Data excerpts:
══════════
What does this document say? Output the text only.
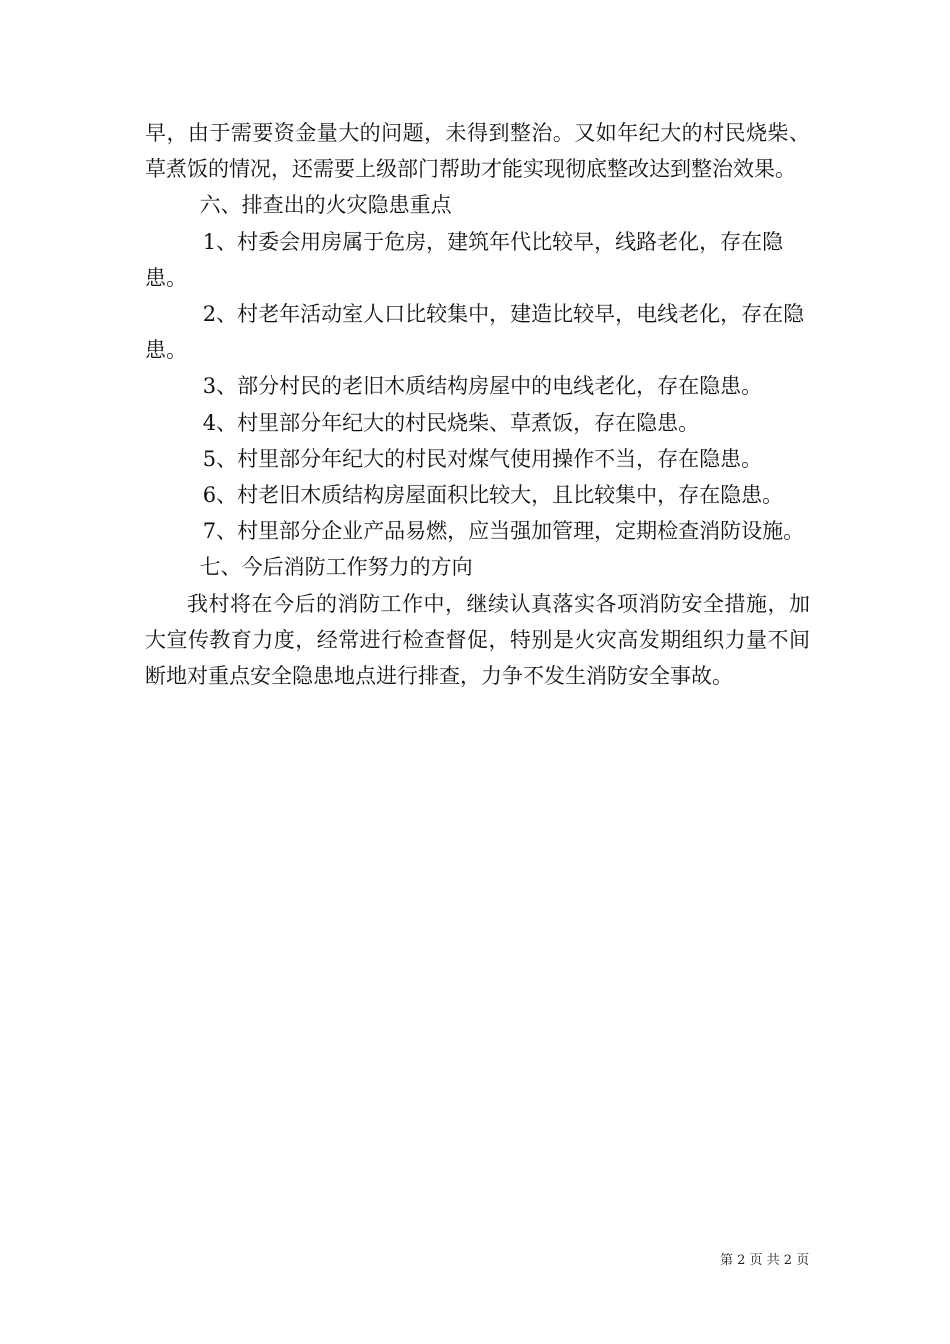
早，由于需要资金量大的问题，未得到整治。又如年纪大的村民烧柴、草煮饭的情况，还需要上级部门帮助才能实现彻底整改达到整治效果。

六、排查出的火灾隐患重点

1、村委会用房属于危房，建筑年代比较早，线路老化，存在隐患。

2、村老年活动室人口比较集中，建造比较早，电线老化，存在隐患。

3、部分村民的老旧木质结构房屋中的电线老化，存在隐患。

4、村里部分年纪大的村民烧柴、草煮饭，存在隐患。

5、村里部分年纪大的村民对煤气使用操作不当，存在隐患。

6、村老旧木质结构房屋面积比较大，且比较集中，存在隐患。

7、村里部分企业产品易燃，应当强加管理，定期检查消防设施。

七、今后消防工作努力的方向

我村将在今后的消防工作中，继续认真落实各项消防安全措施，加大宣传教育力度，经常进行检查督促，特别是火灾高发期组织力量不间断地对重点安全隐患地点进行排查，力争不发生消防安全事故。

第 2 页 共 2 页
══════════
### AIM OF THE TASK
All records must be output exactly as they are, except for the pictures, which are left out.

### ANSWER TO THIS EXERCISE
What does this document say? Output the text only.
早，由于需要资金量大的问题，未得到整治。又如年纪大的村民烧柴、草煮饭的情况，还需要上级部门帮助才能实现彻底整改达到整治效果。

六、排查出的火灾隐患重点

1、村委会用房属于危房，建筑年代比较早，线路老化，存在隐患。

2、村老年活动室人口比较集中，建造比较早，电线老化，存在隐患。

3、部分村民的老旧木质结构房屋中的电线老化，存在隐患。

4、村里部分年纪大的村民烧柴、草煮饭，存在隐患。

5、村里部分年纪大的村民对煤气使用操作不当，存在隐患。

6、村老旧木质结构房屋面积比较大，且比较集中，存在隐患。

7、村里部分企业产品易燃，应当强加管理，定期检查消防设施。

七、今后消防工作努力的方向

我村将在今后的消防工作中，继续认真落实各项消防安全措施，加大宣传教育力度，经常进行检查督促，特别是火灾高发期组织力量不间断地对重点安全隐患地点进行排查，力争不发生消防安全事故。

第 2 页 共 2 页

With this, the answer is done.